[Figure dataset records]
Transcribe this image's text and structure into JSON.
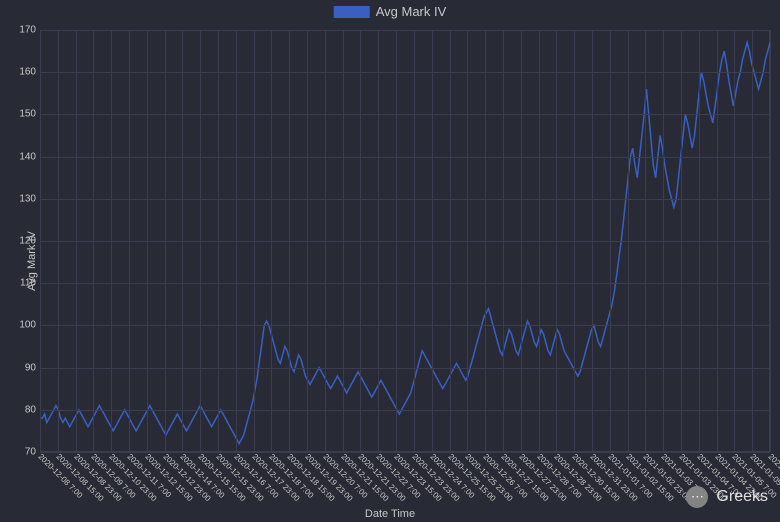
{
  "chart": {
    "type": "line",
    "background_color": "#282a36",
    "grid_color": "#3a3d4d",
    "text_color": "#c8c8c8",
    "legend": {
      "label": "Avg Mark IV",
      "swatch_color": "#3b5fc0",
      "fontsize": 13
    },
    "ylabel": "Avg Mark IV",
    "xlabel": "Date Time",
    "label_fontsize": 11,
    "tick_fontsize": 10,
    "xtick_fontsize": 8,
    "xtick_rotation": 45,
    "ylim": [
      70,
      170
    ],
    "ytick_step": 10,
    "yticks": [
      70,
      80,
      90,
      100,
      110,
      120,
      130,
      140,
      150,
      160,
      170
    ],
    "xticks": [
      "2020-12-08 7:00",
      "2020-12-08 15:00",
      "2020-12-08 23:00",
      "2020-12-09 7:00",
      "2020-12-10 23:00",
      "2020-12-11 7:00",
      "2020-12-12 15:00",
      "2020-12-12 23:00",
      "2020-12-14 7:00",
      "2020-12-15 15:00",
      "2020-12-15 23:00",
      "2020-12-16 7:00",
      "2020-12-17 23:00",
      "2020-12-18 7:00",
      "2020-12-18 15:00",
      "2020-12-19 23:00",
      "2020-12-20 7:00",
      "2020-12-21 15:00",
      "2020-12-21 23:00",
      "2020-12-22 7:00",
      "2020-12-23 15:00",
      "2020-12-23 23:00",
      "2020-12-24 7:00",
      "2020-12-25 15:00",
      "2020-12-25 23:00",
      "2020-12-26 7:00",
      "2020-12-27 15:00",
      "2020-12-27 23:00",
      "2020-12-28 7:00",
      "2020-12-28 23:00",
      "2020-12-30 15:00",
      "2020-12-31 23:00",
      "2021-01-01 7:00",
      "2021-01-02 15:00",
      "2021-01-02 23:00",
      "2021-01-03 7:00",
      "2021-01-03 23:00",
      "2021-01-04 7:00",
      "2021-01-04 23:00",
      "2021-01-05 7:00",
      "2021-01-05 23:00",
      "2021-01-06 15:00"
    ],
    "line_color": "#3b5fc0",
    "line_width": 1.5,
    "series": [
      78,
      78,
      79,
      77,
      78,
      79,
      80,
      81,
      80,
      78,
      77,
      78,
      77,
      76,
      77,
      78,
      79,
      80,
      79,
      78,
      77,
      76,
      77,
      78,
      79,
      80,
      81,
      80,
      79,
      78,
      77,
      76,
      75,
      76,
      77,
      78,
      79,
      80,
      79,
      78,
      77,
      76,
      75,
      76,
      77,
      78,
      79,
      80,
      81,
      80,
      79,
      78,
      77,
      76,
      75,
      74,
      75,
      76,
      77,
      78,
      79,
      78,
      77,
      76,
      75,
      76,
      77,
      78,
      79,
      80,
      81,
      80,
      79,
      78,
      77,
      76,
      77,
      78,
      79,
      80,
      79,
      78,
      77,
      76,
      75,
      74,
      73,
      72,
      73,
      74,
      76,
      78,
      80,
      82,
      85,
      88,
      92,
      96,
      100,
      101,
      100,
      98,
      96,
      94,
      92,
      91,
      93,
      95,
      94,
      92,
      90,
      89,
      91,
      93,
      92,
      90,
      88,
      87,
      86,
      87,
      88,
      89,
      90,
      89,
      88,
      87,
      86,
      85,
      86,
      87,
      88,
      87,
      86,
      85,
      84,
      85,
      86,
      87,
      88,
      89,
      88,
      87,
      86,
      85,
      84,
      83,
      84,
      85,
      86,
      87,
      86,
      85,
      84,
      83,
      82,
      81,
      80,
      79,
      80,
      81,
      82,
      83,
      84,
      86,
      88,
      90,
      92,
      94,
      93,
      92,
      91,
      90,
      89,
      88,
      87,
      86,
      85,
      86,
      87,
      88,
      89,
      90,
      91,
      90,
      89,
      88,
      87,
      88,
      90,
      92,
      94,
      96,
      98,
      100,
      102,
      103,
      104,
      102,
      100,
      98,
      96,
      94,
      93,
      95,
      97,
      99,
      98,
      96,
      94,
      93,
      95,
      97,
      99,
      101,
      100,
      98,
      96,
      95,
      97,
      99,
      98,
      96,
      94,
      93,
      95,
      97,
      99,
      98,
      96,
      94,
      93,
      92,
      91,
      90,
      89,
      88,
      89,
      91,
      93,
      95,
      97,
      99,
      100,
      98,
      96,
      95,
      97,
      99,
      101,
      103,
      105,
      108,
      112,
      116,
      120,
      125,
      130,
      135,
      140,
      142,
      138,
      135,
      140,
      145,
      150,
      156,
      150,
      144,
      138,
      135,
      140,
      145,
      142,
      138,
      135,
      132,
      130,
      128,
      130,
      135,
      140,
      145,
      150,
      148,
      145,
      142,
      145,
      150,
      155,
      160,
      158,
      155,
      152,
      150,
      148,
      152,
      156,
      160,
      163,
      165,
      162,
      158,
      155,
      152,
      155,
      158,
      160,
      163,
      165,
      167,
      165,
      162,
      160,
      158,
      156,
      158,
      160,
      163,
      165,
      167
    ]
  },
  "watermark": {
    "text": "Greeks",
    "icon_glyph": "⋯"
  }
}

◆ **Exercise requirements**
Omit every picture while copying the listing above exactly.

◆ **Exercise output**
Transcribe this image's text and structure into JSON.
{
  "chart": {
    "type": "line",
    "background_color": "#282a36",
    "grid_color": "#3a3d4d",
    "text_color": "#c8c8c8",
    "legend": {
      "label": "Avg Mark IV",
      "swatch_color": "#3b5fc0",
      "fontsize": 13
    },
    "ylabel": "Avg Mark IV",
    "xlabel": "Date Time",
    "label_fontsize": 11,
    "tick_fontsize": 10,
    "xtick_fontsize": 8,
    "xtick_rotation": 45,
    "ylim": [
      70,
      170
    ],
    "ytick_step": 10,
    "yticks": [
      70,
      80,
      90,
      100,
      110,
      120,
      130,
      140,
      150,
      160,
      170
    ],
    "xticks": [
      "2020-12-08 7:00",
      "2020-12-08 15:00",
      "2020-12-08 23:00",
      "2020-12-09 7:00",
      "2020-12-10 23:00",
      "2020-12-11 7:00",
      "2020-12-12 15:00",
      "2020-12-12 23:00",
      "2020-12-14 7:00",
      "2020-12-15 15:00",
      "2020-12-15 23:00",
      "2020-12-16 7:00",
      "2020-12-17 23:00",
      "2020-12-18 7:00",
      "2020-12-18 15:00",
      "2020-12-19 23:00",
      "2020-12-20 7:00",
      "2020-12-21 15:00",
      "2020-12-21 23:00",
      "2020-12-22 7:00",
      "2020-12-23 15:00",
      "2020-12-23 23:00",
      "2020-12-24 7:00",
      "2020-12-25 15:00",
      "2020-12-25 23:00",
      "2020-12-26 7:00",
      "2020-12-27 15:00",
      "2020-12-27 23:00",
      "2020-12-28 7:00",
      "2020-12-28 23:00",
      "2020-12-30 15:00",
      "2020-12-31 23:00",
      "2021-01-01 7:00",
      "2021-01-02 15:00",
      "2021-01-02 23:00",
      "2021-01-03 7:00",
      "2021-01-03 23:00",
      "2021-01-04 7:00",
      "2021-01-04 23:00",
      "2021-01-05 7:00",
      "2021-01-05 23:00",
      "2021-01-06 15:00"
    ],
    "line_color": "#3b5fc0",
    "line_width": 1.5,
    "series": [
      78,
      78,
      79,
      77,
      78,
      79,
      80,
      81,
      80,
      78,
      77,
      78,
      77,
      76,
      77,
      78,
      79,
      80,
      79,
      78,
      77,
      76,
      77,
      78,
      79,
      80,
      81,
      80,
      79,
      78,
      77,
      76,
      75,
      76,
      77,
      78,
      79,
      80,
      79,
      78,
      77,
      76,
      75,
      76,
      77,
      78,
      79,
      80,
      81,
      80,
      79,
      78,
      77,
      76,
      75,
      74,
      75,
      76,
      77,
      78,
      79,
      78,
      77,
      76,
      75,
      76,
      77,
      78,
      79,
      80,
      81,
      80,
      79,
      78,
      77,
      76,
      77,
      78,
      79,
      80,
      79,
      78,
      77,
      76,
      75,
      74,
      73,
      72,
      73,
      74,
      76,
      78,
      80,
      82,
      85,
      88,
      92,
      96,
      100,
      101,
      100,
      98,
      96,
      94,
      92,
      91,
      93,
      95,
      94,
      92,
      90,
      89,
      91,
      93,
      92,
      90,
      88,
      87,
      86,
      87,
      88,
      89,
      90,
      89,
      88,
      87,
      86,
      85,
      86,
      87,
      88,
      87,
      86,
      85,
      84,
      85,
      86,
      87,
      88,
      89,
      88,
      87,
      86,
      85,
      84,
      83,
      84,
      85,
      86,
      87,
      86,
      85,
      84,
      83,
      82,
      81,
      80,
      79,
      80,
      81,
      82,
      83,
      84,
      86,
      88,
      90,
      92,
      94,
      93,
      92,
      91,
      90,
      89,
      88,
      87,
      86,
      85,
      86,
      87,
      88,
      89,
      90,
      91,
      90,
      89,
      88,
      87,
      88,
      90,
      92,
      94,
      96,
      98,
      100,
      102,
      103,
      104,
      102,
      100,
      98,
      96,
      94,
      93,
      95,
      97,
      99,
      98,
      96,
      94,
      93,
      95,
      97,
      99,
      101,
      100,
      98,
      96,
      95,
      97,
      99,
      98,
      96,
      94,
      93,
      95,
      97,
      99,
      98,
      96,
      94,
      93,
      92,
      91,
      90,
      89,
      88,
      89,
      91,
      93,
      95,
      97,
      99,
      100,
      98,
      96,
      95,
      97,
      99,
      101,
      103,
      105,
      108,
      112,
      116,
      120,
      125,
      130,
      135,
      140,
      142,
      138,
      135,
      140,
      145,
      150,
      156,
      150,
      144,
      138,
      135,
      140,
      145,
      142,
      138,
      135,
      132,
      130,
      128,
      130,
      135,
      140,
      145,
      150,
      148,
      145,
      142,
      145,
      150,
      155,
      160,
      158,
      155,
      152,
      150,
      148,
      152,
      156,
      160,
      163,
      165,
      162,
      158,
      155,
      152,
      155,
      158,
      160,
      163,
      165,
      167,
      165,
      162,
      160,
      158,
      156,
      158,
      160,
      163,
      165,
      167
    ]
  },
  "watermark": {
    "text": "Greeks",
    "icon_glyph": "⋯"
  }
}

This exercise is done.